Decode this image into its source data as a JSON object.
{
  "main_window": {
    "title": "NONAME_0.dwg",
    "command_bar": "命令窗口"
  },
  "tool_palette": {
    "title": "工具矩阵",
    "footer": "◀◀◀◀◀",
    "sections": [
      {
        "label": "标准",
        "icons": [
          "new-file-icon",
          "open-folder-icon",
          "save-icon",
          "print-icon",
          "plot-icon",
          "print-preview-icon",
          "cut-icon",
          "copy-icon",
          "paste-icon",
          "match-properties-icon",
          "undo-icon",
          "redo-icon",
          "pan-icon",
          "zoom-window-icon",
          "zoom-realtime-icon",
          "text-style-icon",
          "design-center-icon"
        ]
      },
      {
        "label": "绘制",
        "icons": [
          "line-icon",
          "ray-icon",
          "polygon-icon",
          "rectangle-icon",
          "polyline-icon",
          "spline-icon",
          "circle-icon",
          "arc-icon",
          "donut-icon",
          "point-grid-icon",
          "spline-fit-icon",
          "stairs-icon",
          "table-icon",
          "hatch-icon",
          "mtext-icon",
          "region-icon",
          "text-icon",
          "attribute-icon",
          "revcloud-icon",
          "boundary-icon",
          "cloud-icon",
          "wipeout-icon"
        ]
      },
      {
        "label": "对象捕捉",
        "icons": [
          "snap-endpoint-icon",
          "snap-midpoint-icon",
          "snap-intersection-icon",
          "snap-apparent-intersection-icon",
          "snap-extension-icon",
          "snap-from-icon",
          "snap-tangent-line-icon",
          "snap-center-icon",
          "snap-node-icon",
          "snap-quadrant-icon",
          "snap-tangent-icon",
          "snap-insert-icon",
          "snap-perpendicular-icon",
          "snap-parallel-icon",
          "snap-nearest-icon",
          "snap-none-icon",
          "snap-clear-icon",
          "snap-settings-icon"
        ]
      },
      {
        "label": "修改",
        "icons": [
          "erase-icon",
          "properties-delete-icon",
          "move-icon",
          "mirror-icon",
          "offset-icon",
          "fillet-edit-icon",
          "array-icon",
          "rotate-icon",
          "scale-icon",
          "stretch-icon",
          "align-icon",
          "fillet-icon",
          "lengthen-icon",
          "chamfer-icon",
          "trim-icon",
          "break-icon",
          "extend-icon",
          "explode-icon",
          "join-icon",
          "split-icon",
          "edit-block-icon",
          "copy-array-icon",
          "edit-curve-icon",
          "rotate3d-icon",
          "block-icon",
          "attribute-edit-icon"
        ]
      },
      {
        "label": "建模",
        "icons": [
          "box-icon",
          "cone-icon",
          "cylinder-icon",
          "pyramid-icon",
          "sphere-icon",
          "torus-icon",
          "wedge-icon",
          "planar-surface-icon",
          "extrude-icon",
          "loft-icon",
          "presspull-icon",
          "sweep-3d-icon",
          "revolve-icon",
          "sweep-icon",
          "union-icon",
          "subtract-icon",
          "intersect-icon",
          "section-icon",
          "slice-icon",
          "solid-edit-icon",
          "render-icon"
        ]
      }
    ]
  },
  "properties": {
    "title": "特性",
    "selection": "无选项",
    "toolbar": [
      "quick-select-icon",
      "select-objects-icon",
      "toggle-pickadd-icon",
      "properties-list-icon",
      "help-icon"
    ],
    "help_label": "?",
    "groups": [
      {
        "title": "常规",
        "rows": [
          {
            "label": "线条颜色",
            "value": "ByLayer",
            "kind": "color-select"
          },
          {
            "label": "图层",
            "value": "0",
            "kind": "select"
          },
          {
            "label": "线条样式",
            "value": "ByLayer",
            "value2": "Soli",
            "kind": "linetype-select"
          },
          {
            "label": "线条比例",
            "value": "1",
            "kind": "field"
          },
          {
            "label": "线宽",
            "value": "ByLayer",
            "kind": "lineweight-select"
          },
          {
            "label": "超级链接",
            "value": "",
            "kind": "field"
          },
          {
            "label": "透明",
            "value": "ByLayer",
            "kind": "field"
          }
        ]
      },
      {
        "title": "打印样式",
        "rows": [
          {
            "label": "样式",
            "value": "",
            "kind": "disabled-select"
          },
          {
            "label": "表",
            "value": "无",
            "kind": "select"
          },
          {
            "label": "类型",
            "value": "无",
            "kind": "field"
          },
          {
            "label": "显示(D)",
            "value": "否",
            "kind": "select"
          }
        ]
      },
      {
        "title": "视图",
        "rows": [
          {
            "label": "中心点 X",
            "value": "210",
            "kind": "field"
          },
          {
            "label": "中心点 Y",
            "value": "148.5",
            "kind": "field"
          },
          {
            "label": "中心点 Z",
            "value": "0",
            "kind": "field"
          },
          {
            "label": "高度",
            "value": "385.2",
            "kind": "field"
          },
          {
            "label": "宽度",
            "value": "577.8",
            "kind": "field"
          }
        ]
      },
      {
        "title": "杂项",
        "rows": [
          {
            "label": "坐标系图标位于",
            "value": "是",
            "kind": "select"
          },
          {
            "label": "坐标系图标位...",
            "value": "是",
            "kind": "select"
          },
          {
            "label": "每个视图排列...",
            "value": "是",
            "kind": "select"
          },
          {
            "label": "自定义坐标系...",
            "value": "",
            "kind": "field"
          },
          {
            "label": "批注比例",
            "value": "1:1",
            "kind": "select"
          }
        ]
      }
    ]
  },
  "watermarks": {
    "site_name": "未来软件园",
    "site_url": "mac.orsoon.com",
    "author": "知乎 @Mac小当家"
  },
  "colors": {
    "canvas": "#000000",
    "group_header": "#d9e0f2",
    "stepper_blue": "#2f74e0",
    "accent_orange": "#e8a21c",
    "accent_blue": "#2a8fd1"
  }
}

▬▬▬

● **REQUIRED TASK**
Could you quote the material above in full, exactly as it stands?

● **ANSWER TO THE EXERCISE**
Decode this image into its source data as a JSON object.
{
  "main_window": {
    "title": "NONAME_0.dwg",
    "command_bar": "命令窗口"
  },
  "tool_palette": {
    "title": "工具矩阵",
    "footer": "◀◀◀◀◀",
    "sections": [
      {
        "label": "标准",
        "icons": [
          "new-file-icon",
          "open-folder-icon",
          "save-icon",
          "print-icon",
          "plot-icon",
          "print-preview-icon",
          "cut-icon",
          "copy-icon",
          "paste-icon",
          "match-properties-icon",
          "undo-icon",
          "redo-icon",
          "pan-icon",
          "zoom-window-icon",
          "zoom-realtime-icon",
          "text-style-icon",
          "design-center-icon"
        ]
      },
      {
        "label": "绘制",
        "icons": [
          "line-icon",
          "ray-icon",
          "polygon-icon",
          "rectangle-icon",
          "polyline-icon",
          "spline-icon",
          "circle-icon",
          "arc-icon",
          "donut-icon",
          "point-grid-icon",
          "spline-fit-icon",
          "stairs-icon",
          "table-icon",
          "hatch-icon",
          "mtext-icon",
          "region-icon",
          "text-icon",
          "attribute-icon",
          "revcloud-icon",
          "boundary-icon",
          "cloud-icon",
          "wipeout-icon"
        ]
      },
      {
        "label": "对象捕捉",
        "icons": [
          "snap-endpoint-icon",
          "snap-midpoint-icon",
          "snap-intersection-icon",
          "snap-apparent-intersection-icon",
          "snap-extension-icon",
          "snap-from-icon",
          "snap-tangent-line-icon",
          "snap-center-icon",
          "snap-node-icon",
          "snap-quadrant-icon",
          "snap-tangent-icon",
          "snap-insert-icon",
          "snap-perpendicular-icon",
          "snap-parallel-icon",
          "snap-nearest-icon",
          "snap-none-icon",
          "snap-clear-icon",
          "snap-settings-icon"
        ]
      },
      {
        "label": "修改",
        "icons": [
          "erase-icon",
          "properties-delete-icon",
          "move-icon",
          "mirror-icon",
          "offset-icon",
          "fillet-edit-icon",
          "array-icon",
          "rotate-icon",
          "scale-icon",
          "stretch-icon",
          "align-icon",
          "fillet-icon",
          "lengthen-icon",
          "chamfer-icon",
          "trim-icon",
          "break-icon",
          "extend-icon",
          "explode-icon",
          "join-icon",
          "split-icon",
          "edit-block-icon",
          "copy-array-icon",
          "edit-curve-icon",
          "rotate3d-icon",
          "block-icon",
          "attribute-edit-icon"
        ]
      },
      {
        "label": "建模",
        "icons": [
          "box-icon",
          "cone-icon",
          "cylinder-icon",
          "pyramid-icon",
          "sphere-icon",
          "torus-icon",
          "wedge-icon",
          "planar-surface-icon",
          "extrude-icon",
          "loft-icon",
          "presspull-icon",
          "sweep-3d-icon",
          "revolve-icon",
          "sweep-icon",
          "union-icon",
          "subtract-icon",
          "intersect-icon",
          "section-icon",
          "slice-icon",
          "solid-edit-icon",
          "render-icon"
        ]
      }
    ]
  },
  "properties": {
    "title": "特性",
    "selection": "无选项",
    "toolbar": [
      "quick-select-icon",
      "select-objects-icon",
      "toggle-pickadd-icon",
      "properties-list-icon",
      "help-icon"
    ],
    "help_label": "?",
    "groups": [
      {
        "title": "常规",
        "rows": [
          {
            "label": "线条颜色",
            "value": "ByLayer",
            "kind": "color-select"
          },
          {
            "label": "图层",
            "value": "0",
            "kind": "select"
          },
          {
            "label": "线条样式",
            "value": "ByLayer",
            "value2": "Soli",
            "kind": "linetype-select"
          },
          {
            "label": "线条比例",
            "value": "1",
            "kind": "field"
          },
          {
            "label": "线宽",
            "value": "ByLayer",
            "kind": "lineweight-select"
          },
          {
            "label": "超级链接",
            "value": "",
            "kind": "field"
          },
          {
            "label": "透明",
            "value": "ByLayer",
            "kind": "field"
          }
        ]
      },
      {
        "title": "打印样式",
        "rows": [
          {
            "label": "样式",
            "value": "",
            "kind": "disabled-select"
          },
          {
            "label": "表",
            "value": "无",
            "kind": "select"
          },
          {
            "label": "类型",
            "value": "无",
            "kind": "field"
          },
          {
            "label": "显示(D)",
            "value": "否",
            "kind": "select"
          }
        ]
      },
      {
        "title": "视图",
        "rows": [
          {
            "label": "中心点 X",
            "value": "210",
            "kind": "field"
          },
          {
            "label": "中心点 Y",
            "value": "148.5",
            "kind": "field"
          },
          {
            "label": "中心点 Z",
            "value": "0",
            "kind": "field"
          },
          {
            "label": "高度",
            "value": "385.2",
            "kind": "field"
          },
          {
            "label": "宽度",
            "value": "577.8",
            "kind": "field"
          }
        ]
      },
      {
        "title": "杂项",
        "rows": [
          {
            "label": "坐标系图标位于",
            "value": "是",
            "kind": "select"
          },
          {
            "label": "坐标系图标位...",
            "value": "是",
            "kind": "select"
          },
          {
            "label": "每个视图排列...",
            "value": "是",
            "kind": "select"
          },
          {
            "label": "自定义坐标系...",
            "value": "",
            "kind": "field"
          },
          {
            "label": "批注比例",
            "value": "1:1",
            "kind": "select"
          }
        ]
      }
    ]
  },
  "watermarks": {
    "site_name": "未来软件园",
    "site_url": "mac.orsoon.com",
    "author": "知乎 @Mac小当家"
  },
  "colors": {
    "canvas": "#000000",
    "group_header": "#d9e0f2",
    "stepper_blue": "#2f74e0",
    "accent_orange": "#e8a21c",
    "accent_blue": "#2a8fd1"
  }
}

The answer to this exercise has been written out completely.